Task brief
Copy out, unchanged, each line from the start of the items down to and including the line that contains "y-tick-label: 10-4: [39, 342, 60, 359]".

Item position entries
◆ ◆ ◆ ◆ ◆
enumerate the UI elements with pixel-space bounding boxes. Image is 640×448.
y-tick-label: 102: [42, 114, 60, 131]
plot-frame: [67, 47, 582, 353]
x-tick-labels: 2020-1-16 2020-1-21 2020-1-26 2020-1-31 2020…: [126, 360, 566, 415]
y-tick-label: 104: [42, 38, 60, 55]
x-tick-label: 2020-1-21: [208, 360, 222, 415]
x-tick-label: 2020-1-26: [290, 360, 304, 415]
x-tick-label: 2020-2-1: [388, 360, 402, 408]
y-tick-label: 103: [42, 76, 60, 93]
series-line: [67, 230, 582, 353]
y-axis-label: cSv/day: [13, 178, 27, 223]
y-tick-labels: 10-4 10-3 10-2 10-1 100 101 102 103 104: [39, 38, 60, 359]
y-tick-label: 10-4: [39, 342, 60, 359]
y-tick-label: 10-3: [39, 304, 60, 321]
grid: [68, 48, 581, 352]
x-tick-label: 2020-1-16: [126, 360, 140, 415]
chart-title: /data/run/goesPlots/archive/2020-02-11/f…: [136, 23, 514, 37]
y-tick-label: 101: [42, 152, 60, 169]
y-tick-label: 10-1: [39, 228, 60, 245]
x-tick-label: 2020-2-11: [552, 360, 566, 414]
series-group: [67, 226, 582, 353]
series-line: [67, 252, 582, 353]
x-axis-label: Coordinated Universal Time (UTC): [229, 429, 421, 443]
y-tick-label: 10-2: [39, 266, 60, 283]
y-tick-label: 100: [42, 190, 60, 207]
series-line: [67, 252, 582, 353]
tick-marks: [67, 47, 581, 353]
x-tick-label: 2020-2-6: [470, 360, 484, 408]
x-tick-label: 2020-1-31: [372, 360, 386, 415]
◆ ◆ ◆ ◆ ◆
The completed task
enumerate the UI elements with pixel-space bounding boxes. Image is 640×448.
y-tick-label: 102: [42, 114, 60, 131]
plot-frame: [67, 47, 582, 353]
x-tick-labels: 2020-1-16 2020-1-21 2020-1-26 2020-1-31 2020…: [126, 360, 566, 415]
y-tick-label: 104: [42, 38, 60, 55]
x-tick-label: 2020-1-21: [208, 360, 222, 415]
x-tick-label: 2020-1-26: [290, 360, 304, 415]
x-tick-label: 2020-2-1: [388, 360, 402, 408]
y-tick-label: 103: [42, 76, 60, 93]
series-line: [67, 230, 582, 353]
y-axis-label: cSv/day: [13, 178, 27, 223]
y-tick-labels: 10-4 10-3 10-2 10-1 100 101 102 103 104: [39, 38, 60, 359]
y-tick-label: 10-4: [39, 342, 60, 359]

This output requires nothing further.